====== RECORD EXCERPTS

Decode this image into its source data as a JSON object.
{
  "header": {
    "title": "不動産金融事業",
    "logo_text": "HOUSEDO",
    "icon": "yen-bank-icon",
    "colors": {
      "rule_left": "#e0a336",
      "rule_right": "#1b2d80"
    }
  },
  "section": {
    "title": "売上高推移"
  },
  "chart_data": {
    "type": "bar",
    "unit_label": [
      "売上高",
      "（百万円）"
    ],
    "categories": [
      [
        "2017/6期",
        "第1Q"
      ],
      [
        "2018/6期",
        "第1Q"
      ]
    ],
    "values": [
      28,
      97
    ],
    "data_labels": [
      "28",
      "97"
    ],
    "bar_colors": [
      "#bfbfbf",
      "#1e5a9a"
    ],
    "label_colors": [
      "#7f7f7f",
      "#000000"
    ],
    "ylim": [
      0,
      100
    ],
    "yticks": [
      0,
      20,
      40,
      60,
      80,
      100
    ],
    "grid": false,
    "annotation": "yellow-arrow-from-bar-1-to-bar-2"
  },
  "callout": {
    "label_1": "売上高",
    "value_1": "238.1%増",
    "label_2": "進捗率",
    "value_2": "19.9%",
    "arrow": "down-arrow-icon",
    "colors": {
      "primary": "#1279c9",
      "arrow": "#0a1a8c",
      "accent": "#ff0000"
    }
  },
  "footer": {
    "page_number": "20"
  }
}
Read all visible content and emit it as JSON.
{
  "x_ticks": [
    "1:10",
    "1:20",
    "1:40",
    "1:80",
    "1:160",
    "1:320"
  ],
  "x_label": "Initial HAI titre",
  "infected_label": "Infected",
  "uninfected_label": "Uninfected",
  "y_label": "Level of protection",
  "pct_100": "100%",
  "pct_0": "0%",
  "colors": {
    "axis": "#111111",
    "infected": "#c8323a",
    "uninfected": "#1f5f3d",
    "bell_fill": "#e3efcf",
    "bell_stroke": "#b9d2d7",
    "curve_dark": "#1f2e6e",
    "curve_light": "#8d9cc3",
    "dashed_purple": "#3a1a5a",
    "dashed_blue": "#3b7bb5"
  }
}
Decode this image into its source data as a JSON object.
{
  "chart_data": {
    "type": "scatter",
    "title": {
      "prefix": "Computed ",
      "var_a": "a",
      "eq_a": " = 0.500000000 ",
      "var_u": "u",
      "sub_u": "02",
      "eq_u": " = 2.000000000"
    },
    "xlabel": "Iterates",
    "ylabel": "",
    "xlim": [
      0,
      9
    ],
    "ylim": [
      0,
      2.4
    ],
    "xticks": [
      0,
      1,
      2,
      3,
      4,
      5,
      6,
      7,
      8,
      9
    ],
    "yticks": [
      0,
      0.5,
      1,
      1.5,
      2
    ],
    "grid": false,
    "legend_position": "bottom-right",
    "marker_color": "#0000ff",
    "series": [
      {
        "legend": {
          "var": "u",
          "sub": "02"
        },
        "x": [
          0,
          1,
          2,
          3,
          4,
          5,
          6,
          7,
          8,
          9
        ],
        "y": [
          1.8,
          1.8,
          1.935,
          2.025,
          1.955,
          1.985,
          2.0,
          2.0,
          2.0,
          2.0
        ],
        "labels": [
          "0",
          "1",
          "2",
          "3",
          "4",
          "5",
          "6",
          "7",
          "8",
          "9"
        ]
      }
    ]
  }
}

============

Give the material above again, word for word.

REPLY TO THE TASK:
Decode this image into its source data as a JSON object.
{
  "header": {
    "title": "不動産金融事業",
    "logo_text": "HOUSEDO",
    "icon": "yen-bank-icon",
    "colors": {
      "rule_left": "#e0a336",
      "rule_right": "#1b2d80"
    }
  },
  "section": {
    "title": "売上高推移"
  },
  "chart_data": {
    "type": "bar",
    "unit_label": [
      "売上高",
      "（百万円）"
    ],
    "categories": [
      [
        "2017/6期",
        "第1Q"
      ],
      [
        "2018/6期",
        "第1Q"
      ]
    ],
    "values": [
      28,
      97
    ],
    "data_labels": [
      "28",
      "97"
    ],
    "bar_colors": [
      "#bfbfbf",
      "#1e5a9a"
    ],
    "label_colors": [
      "#7f7f7f",
      "#000000"
    ],
    "ylim": [
      0,
      100
    ],
    "yticks": [
      0,
      20,
      40,
      60,
      80,
      100
    ],
    "grid": false,
    "annotation": "yellow-arrow-from-bar-1-to-bar-2"
  },
  "callout": {
    "label_1": "売上高",
    "value_1": "238.1%増",
    "label_2": "進捗率",
    "value_2": "19.9%",
    "arrow": "down-arrow-icon",
    "colors": {
      "primary": "#1279c9",
      "arrow": "#0a1a8c",
      "accent": "#ff0000"
    }
  },
  "footer": {
    "page_number": "20"
  }
}
Read all visible content and emit it as JSON.
{
  "x_ticks": [
    "1:10",
    "1:20",
    "1:40",
    "1:80",
    "1:160",
    "1:320"
  ],
  "x_label": "Initial HAI titre",
  "infected_label": "Infected",
  "uninfected_label": "Uninfected",
  "y_label": "Level of protection",
  "pct_100": "100%",
  "pct_0": "0%",
  "colors": {
    "axis": "#111111",
    "infected": "#c8323a",
    "uninfected": "#1f5f3d",
    "bell_fill": "#e3efcf",
    "bell_stroke": "#b9d2d7",
    "curve_dark": "#1f2e6e",
    "curve_light": "#8d9cc3",
    "dashed_purple": "#3a1a5a",
    "dashed_blue": "#3b7bb5"
  }
}
Decode this image into its source data as a JSON object.
{
  "chart_data": {
    "type": "scatter",
    "title": {
      "prefix": "Computed ",
      "var_a": "a",
      "eq_a": " = 0.500000000 ",
      "var_u": "u",
      "sub_u": "02",
      "eq_u": " = 2.000000000"
    },
    "xlabel": "Iterates",
    "ylabel": "",
    "xlim": [
      0,
      9
    ],
    "ylim": [
      0,
      2.4
    ],
    "xticks": [
      0,
      1,
      2,
      3,
      4,
      5,
      6,
      7,
      8,
      9
    ],
    "yticks": [
      0,
      0.5,
      1,
      1.5,
      2
    ],
    "grid": false,
    "legend_position": "bottom-right",
    "marker_color": "#0000ff",
    "series": [
      {
        "legend": {
          "var": "u",
          "sub": "02"
        },
        "x": [
          0,
          1,
          2,
          3,
          4,
          5,
          6,
          7,
          8,
          9
        ],
        "y": [
          1.8,
          1.8,
          1.935,
          2.025,
          1.955,
          1.985,
          2.0,
          2.0,
          2.0,
          2.0
        ],
        "labels": [
          "0",
          "1",
          "2",
          "3",
          "4",
          "5",
          "6",
          "7",
          "8",
          "9"
        ]
      }
    ]
  }
}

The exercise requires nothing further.